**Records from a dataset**
....

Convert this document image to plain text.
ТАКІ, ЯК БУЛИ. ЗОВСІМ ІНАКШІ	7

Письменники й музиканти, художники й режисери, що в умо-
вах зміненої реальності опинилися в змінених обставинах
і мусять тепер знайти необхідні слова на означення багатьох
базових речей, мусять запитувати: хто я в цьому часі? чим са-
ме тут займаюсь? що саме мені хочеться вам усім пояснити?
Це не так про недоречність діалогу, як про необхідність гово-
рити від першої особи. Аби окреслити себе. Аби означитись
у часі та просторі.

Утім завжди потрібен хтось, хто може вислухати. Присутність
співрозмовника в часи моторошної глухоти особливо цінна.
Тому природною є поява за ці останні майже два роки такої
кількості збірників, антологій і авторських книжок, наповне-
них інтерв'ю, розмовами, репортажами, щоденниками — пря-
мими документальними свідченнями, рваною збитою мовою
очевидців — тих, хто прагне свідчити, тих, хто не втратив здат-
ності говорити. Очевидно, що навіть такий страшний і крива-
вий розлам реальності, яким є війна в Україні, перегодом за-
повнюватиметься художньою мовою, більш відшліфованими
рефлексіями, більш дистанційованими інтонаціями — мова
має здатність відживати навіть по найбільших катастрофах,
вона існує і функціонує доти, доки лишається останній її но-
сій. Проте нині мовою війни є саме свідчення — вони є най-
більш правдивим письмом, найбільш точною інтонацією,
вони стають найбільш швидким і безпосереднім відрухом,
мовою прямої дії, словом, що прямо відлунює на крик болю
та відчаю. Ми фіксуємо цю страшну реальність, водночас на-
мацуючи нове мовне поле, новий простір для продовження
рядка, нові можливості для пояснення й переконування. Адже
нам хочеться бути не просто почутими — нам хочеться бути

....

**INSTRUCTIONS TO FOLLOW**
Your task is to quote all of the data word for word.

**SOLUTION TO THIS EXERCISE**
Convert this document image to plain text.
ТАКІ, ЯК БУЛИ. ЗОВСІМ ІНАКШІ	7

Письменники й музиканти, художники й режисери, що в умо-
вах зміненої реальності опинилися в змінених обставинах
і мусять тепер знайти необхідні слова на означення багатьох
базових речей, мусять запитувати: хто я в цьому часі? чим са-
ме тут займаюсь? що саме мені хочеться вам усім пояснити?
Це не так про недоречність діалогу, як про необхідність гово-
рити від першої особи. Аби окреслити себе. Аби означитись
у часі та просторі.

Утім завжди потрібен хтось, хто може вислухати. Присутність
співрозмовника в часи моторошної глухоти особливо цінна.
Тому природною є поява за ці останні майже два роки такої
кількості збірників, антологій і авторських книжок, наповне-
них інтерв'ю, розмовами, репортажами, щоденниками — пря-
мими документальними свідченнями, рваною збитою мовою
очевидців — тих, хто прагне свідчити, тих, хто не втратив здат-
ності говорити. Очевидно, що навіть такий страшний і крива-
вий розлам реальності, яким є війна в Україні, перегодом за-
повнюватиметься художньою мовою, більш відшліфованими
рефлексіями, більш дистанційованими інтонаціями — мова
має здатність відживати навіть по найбільших катастрофах,
вона існує і функціонує доти, доки лишається останній її но-
сій. Проте нині мовою війни є саме свідчення — вони є най-
більш правдивим письмом, найбільш точною інтонацією,
вони стають найбільш швидким і безпосереднім відрухом,
мовою прямої дії, словом, що прямо відлунює на крик болю
та відчаю. Ми фіксуємо цю страшну реальність, водночас на-
мацуючи нове мовне поле, новий простір для продовження
рядка, нові можливості для пояснення й переконування. Адже
нам хочеться бути не просто почутими — нам хочеться бути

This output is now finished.